[EXCERPTED RECORDS]:
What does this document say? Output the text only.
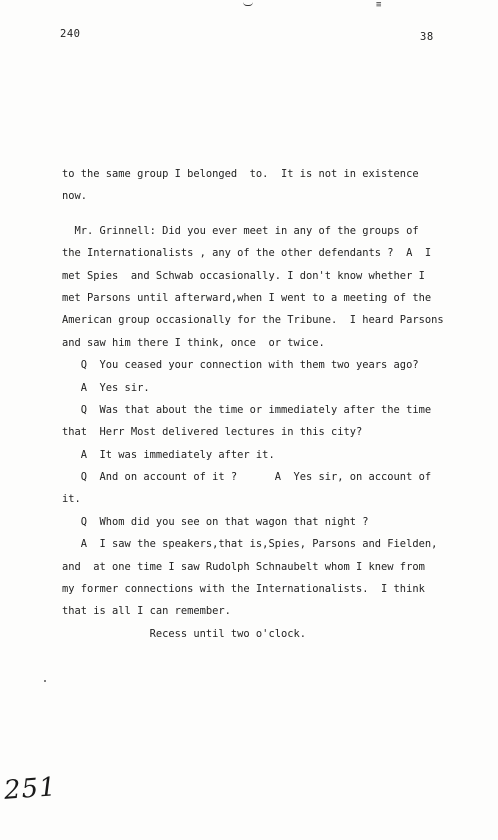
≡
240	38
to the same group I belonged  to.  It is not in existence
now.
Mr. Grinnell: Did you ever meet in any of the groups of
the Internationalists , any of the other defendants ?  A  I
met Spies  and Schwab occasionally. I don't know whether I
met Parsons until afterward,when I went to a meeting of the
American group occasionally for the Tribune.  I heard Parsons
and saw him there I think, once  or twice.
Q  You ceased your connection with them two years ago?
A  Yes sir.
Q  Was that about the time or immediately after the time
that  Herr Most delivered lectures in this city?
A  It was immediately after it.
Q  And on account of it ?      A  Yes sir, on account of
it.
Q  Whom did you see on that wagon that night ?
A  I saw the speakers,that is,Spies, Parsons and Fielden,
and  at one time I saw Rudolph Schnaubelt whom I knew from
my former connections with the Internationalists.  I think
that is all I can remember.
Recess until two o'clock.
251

[YOUR INSTRUCTIONS]: Where a line in the material above holds "Spies", copy that line.

[PROBLEM SOLUTION]:
met Spies  and Schwab occasionally. I don't know whether I
A  I saw the speakers,that is,Spies, Parsons and Fielden,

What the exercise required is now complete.